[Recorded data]
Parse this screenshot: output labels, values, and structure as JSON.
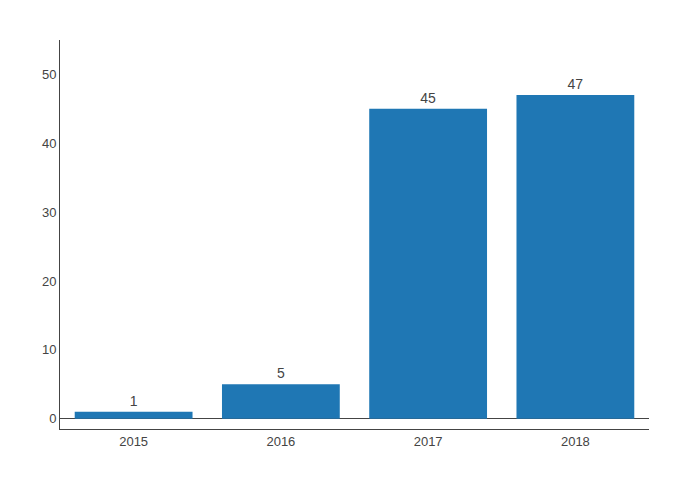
{
  "chart_data": {
    "type": "bar",
    "categories": [
      "2015",
      "2016",
      "2017",
      "2018"
    ],
    "values": [
      1,
      5,
      45,
      47
    ],
    "ylim": [
      -1.5,
      55
    ],
    "yticks": [
      0,
      10,
      20,
      30,
      40,
      50
    ],
    "grid": false,
    "data_labels": true
  }
}
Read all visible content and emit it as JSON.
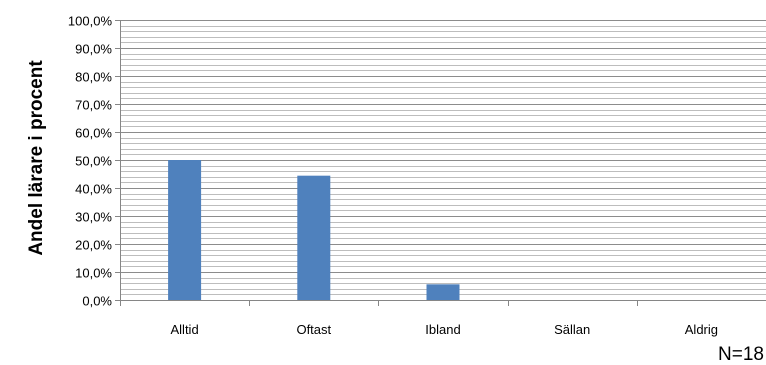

> [Request] Transcribe every entry word for word, but skip the pictures.

> [Correct answer]
Parse this screenshot: output labels, values, and structure as JSON.
{
  "chart_data": {
    "type": "bar",
    "categories": [
      "2015",
      "2016",
      "2017",
      "2018"
    ],
    "values": [
      1,
      5,
      45,
      47
    ],
    "ylim": [
      -1.5,
      55
    ],
    "yticks": [
      0,
      10,
      20,
      30,
      40,
      50
    ],
    "grid": false,
    "data_labels": true
  }
}
Read all visible content and emit it as JSON.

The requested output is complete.